▶ [SET PROBLEM]: List the lines of this listing that hold the word "matters".

▶ [Data records]:
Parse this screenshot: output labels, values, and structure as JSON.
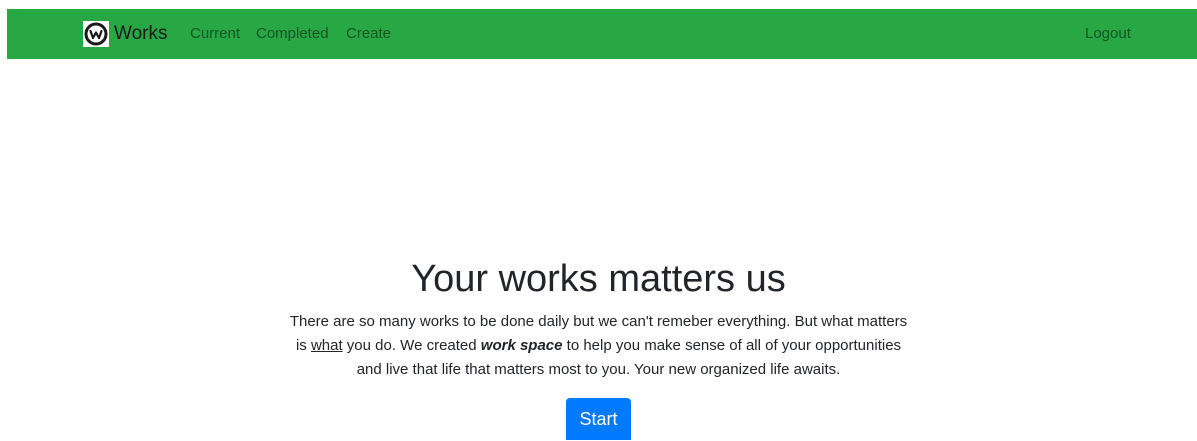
{
  "navbar": {
    "brand": {
      "logo_icon": "workplace-logo-icon",
      "label": "Works"
    },
    "links": {
      "current": "Current",
      "completed": "Completed",
      "create": "Create",
      "logout": "Logout"
    },
    "background_color": "#28a745"
  },
  "hero": {
    "title": "Your works matters us",
    "text_part1": "There are so many works to be done daily but we can't remeber everything. But what matters is ",
    "text_underlined": "what",
    "text_part2": " you do. We created ",
    "text_bold": "work space",
    "text_part3": " to help you make sense of all of your opportunities and live that life that matters most to you. Your new organized life awaits.",
    "start_button": "Start",
    "button_color": "#007bff"
  }
}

▶ [TASK SOLUTION]:
    "title": "Your works matters us",
    "text_part1": "There are so many works to be done daily but we can't remeber everything. But what matters is ",
    "text_part3": " to help you make sense of all of your opportunities and live that life that matters most to you. Your new organized life awaits.",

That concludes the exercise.